# [What needs to be done]
Where a line in the listing contains the string "true", copy that line out.

# [Record extracts]
--- --- ---
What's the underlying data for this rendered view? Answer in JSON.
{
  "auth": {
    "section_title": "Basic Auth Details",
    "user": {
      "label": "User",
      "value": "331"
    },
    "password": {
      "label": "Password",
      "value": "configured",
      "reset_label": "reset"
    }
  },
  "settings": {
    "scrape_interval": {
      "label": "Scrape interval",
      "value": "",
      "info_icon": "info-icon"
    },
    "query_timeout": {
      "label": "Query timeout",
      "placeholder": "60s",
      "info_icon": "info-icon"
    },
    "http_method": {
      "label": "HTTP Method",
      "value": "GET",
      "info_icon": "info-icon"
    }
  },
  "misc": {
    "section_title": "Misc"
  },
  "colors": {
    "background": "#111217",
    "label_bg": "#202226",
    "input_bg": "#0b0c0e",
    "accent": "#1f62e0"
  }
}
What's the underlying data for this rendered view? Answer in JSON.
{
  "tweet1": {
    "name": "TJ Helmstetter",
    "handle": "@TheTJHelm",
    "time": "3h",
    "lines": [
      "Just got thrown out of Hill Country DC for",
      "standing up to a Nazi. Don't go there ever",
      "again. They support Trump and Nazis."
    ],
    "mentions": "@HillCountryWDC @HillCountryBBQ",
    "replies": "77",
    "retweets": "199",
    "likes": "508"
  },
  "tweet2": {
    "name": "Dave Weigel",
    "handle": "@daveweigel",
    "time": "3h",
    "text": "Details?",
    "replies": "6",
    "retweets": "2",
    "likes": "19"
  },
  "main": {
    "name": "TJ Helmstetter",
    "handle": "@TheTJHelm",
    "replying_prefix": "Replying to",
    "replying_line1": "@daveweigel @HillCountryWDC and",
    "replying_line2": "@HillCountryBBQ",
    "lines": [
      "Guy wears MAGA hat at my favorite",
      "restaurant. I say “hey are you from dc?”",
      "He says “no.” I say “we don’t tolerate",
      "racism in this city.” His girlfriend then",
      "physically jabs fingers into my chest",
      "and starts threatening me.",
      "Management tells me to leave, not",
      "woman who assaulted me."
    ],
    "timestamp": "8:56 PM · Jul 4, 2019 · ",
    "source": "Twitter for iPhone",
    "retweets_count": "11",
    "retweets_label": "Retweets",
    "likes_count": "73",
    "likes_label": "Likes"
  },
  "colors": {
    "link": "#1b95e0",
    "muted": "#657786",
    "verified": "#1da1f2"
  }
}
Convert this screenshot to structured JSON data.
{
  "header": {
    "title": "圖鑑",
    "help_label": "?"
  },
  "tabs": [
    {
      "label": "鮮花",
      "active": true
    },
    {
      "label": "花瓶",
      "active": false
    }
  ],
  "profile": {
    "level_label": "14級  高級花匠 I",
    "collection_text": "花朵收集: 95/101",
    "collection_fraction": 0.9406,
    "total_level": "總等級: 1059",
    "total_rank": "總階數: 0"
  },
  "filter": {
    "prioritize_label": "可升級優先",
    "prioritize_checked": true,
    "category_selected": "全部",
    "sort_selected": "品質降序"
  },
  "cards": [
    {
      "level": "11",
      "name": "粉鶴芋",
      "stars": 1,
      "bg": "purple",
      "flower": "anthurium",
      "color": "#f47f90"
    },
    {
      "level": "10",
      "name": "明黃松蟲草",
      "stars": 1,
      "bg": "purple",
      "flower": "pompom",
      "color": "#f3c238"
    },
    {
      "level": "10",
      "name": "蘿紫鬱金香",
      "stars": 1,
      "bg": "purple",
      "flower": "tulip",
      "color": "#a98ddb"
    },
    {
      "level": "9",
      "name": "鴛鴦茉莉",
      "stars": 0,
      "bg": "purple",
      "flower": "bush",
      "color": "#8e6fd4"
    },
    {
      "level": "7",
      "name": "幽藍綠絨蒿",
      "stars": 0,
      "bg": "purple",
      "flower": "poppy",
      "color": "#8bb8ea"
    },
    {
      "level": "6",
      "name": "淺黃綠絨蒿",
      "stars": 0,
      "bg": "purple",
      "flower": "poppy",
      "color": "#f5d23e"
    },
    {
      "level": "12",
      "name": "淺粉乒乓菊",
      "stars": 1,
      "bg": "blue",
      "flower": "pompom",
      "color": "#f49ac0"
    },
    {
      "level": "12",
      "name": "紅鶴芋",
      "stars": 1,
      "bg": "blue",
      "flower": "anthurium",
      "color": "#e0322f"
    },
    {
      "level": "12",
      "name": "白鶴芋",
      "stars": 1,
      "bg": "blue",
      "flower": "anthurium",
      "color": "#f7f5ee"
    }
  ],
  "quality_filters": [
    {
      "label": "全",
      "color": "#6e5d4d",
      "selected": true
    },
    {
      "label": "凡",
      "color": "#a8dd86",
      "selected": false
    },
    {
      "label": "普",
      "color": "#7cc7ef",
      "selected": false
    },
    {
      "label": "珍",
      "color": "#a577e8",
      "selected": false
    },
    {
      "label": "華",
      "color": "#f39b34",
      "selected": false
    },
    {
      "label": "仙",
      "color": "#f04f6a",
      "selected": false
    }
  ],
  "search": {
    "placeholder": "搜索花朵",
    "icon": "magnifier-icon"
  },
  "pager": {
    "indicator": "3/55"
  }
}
--- --- ---
# [Expected output]
      "active": true
    "prioritize_checked": true,
      "selected": true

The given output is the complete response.